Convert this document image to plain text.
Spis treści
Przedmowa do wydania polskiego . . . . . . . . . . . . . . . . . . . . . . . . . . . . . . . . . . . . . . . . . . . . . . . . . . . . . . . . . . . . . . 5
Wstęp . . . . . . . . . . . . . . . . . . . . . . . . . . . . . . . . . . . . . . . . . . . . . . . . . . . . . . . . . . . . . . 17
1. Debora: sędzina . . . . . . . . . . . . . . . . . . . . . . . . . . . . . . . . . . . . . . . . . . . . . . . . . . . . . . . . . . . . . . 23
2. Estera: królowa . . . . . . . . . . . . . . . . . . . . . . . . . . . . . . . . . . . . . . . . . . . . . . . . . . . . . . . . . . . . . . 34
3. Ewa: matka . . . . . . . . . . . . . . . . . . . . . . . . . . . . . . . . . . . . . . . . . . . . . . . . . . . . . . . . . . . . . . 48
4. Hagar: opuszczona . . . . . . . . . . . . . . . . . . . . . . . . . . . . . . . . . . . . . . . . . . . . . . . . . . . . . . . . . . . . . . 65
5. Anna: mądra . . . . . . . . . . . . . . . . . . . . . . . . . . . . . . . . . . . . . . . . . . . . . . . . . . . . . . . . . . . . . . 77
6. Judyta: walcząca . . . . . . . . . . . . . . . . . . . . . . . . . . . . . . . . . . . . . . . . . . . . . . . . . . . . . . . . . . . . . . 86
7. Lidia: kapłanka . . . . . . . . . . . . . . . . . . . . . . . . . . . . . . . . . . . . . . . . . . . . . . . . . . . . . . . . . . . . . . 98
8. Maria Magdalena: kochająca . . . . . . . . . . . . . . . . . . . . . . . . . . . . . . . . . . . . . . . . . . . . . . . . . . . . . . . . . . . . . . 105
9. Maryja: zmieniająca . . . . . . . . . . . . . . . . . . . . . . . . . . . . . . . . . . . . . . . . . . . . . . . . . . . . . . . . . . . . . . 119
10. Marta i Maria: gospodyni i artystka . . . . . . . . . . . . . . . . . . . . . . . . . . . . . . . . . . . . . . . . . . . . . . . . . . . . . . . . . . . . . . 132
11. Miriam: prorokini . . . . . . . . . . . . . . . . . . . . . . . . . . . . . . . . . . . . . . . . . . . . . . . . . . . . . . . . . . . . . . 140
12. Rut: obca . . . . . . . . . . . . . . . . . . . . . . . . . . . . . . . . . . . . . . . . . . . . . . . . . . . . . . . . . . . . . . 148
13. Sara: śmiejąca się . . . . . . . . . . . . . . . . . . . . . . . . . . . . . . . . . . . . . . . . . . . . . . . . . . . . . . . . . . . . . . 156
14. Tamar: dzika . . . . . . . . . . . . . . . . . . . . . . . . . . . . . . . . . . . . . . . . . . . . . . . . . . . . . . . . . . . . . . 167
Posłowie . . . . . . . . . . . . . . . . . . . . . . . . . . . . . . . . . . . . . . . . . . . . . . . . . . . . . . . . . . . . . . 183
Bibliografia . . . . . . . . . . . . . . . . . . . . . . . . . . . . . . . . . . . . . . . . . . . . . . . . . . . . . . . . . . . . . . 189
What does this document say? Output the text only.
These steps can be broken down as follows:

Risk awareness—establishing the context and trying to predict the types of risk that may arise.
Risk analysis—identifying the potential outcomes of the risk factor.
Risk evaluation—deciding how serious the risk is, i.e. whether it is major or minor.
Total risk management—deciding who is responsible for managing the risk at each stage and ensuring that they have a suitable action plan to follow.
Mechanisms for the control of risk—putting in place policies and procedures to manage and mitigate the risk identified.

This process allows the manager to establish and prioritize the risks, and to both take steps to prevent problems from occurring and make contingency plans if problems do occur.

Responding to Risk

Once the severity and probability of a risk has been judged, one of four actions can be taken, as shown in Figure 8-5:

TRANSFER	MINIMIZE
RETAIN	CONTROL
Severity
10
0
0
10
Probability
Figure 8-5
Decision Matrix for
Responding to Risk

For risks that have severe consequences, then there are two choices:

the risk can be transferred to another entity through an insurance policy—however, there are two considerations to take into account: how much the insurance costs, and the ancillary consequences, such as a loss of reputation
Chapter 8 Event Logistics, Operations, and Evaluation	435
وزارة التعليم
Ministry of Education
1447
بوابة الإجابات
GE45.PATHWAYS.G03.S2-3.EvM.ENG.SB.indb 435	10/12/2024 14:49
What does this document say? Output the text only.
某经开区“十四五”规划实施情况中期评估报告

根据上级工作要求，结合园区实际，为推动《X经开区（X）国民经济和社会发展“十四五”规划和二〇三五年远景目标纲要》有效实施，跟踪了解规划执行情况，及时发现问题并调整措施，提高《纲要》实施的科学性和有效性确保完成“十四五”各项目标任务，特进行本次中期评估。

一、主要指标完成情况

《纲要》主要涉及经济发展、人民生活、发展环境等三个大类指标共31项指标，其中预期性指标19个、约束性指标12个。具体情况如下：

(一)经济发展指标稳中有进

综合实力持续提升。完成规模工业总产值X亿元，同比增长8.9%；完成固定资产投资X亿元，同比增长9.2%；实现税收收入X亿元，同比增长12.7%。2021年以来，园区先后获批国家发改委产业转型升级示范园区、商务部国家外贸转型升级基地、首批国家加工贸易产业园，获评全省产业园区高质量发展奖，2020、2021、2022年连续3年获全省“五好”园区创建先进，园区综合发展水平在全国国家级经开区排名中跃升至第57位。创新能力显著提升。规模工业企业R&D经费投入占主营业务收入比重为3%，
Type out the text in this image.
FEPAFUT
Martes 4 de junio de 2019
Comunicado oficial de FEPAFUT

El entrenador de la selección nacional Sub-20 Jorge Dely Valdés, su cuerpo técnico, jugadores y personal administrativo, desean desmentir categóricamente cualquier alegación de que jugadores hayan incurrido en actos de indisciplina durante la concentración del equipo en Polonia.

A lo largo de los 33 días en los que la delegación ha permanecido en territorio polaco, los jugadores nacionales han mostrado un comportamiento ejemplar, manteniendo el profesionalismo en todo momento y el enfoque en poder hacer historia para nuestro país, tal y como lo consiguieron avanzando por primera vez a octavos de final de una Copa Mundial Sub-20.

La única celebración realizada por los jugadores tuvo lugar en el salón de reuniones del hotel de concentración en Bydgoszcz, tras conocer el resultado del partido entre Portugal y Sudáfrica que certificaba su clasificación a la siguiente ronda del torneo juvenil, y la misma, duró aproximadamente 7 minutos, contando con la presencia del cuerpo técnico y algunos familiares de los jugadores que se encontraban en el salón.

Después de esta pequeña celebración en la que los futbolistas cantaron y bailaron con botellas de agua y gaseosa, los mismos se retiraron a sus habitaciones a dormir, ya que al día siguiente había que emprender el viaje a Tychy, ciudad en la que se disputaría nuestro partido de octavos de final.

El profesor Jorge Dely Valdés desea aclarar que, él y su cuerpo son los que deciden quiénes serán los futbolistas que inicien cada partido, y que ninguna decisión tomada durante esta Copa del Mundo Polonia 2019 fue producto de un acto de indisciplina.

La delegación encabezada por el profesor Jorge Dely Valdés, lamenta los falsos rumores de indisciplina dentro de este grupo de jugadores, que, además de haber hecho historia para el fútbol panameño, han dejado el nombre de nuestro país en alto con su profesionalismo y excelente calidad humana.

##############################

# WHAT THE TASK ASKS
Copy every line of the material in which the word "Jorge" occurs.

# EXERCISE SOLUTION
El entrenador de la selección nacional Sub-20 Jorge Dely Valdés, su cuerpo técnico, jugadores y personal administrativo, desean desmentir categóricamente cualquier alegación de que jugadores hayan incurrido en actos de indisciplina durante la concentración del equipo en Polonia.
El profesor Jorge Dely Valdés desea aclarar que, él y su cuerpo son los que deciden quiénes serán los futbolistas que inicien cada partido, y que ninguna decisión tomada durante esta Copa del Mundo Polonia 2019 fue producto de un acto de indisciplina.
La delegación encabezada por el profesor Jorge Dely Valdés, lamenta los falsos rumores de indisciplina dentro de este grupo de jugadores, que, además de haber hecho historia para el fútbol panameño, han dejado el nombre de nuestro país en alto con su profesionalismo y excelente calidad humana.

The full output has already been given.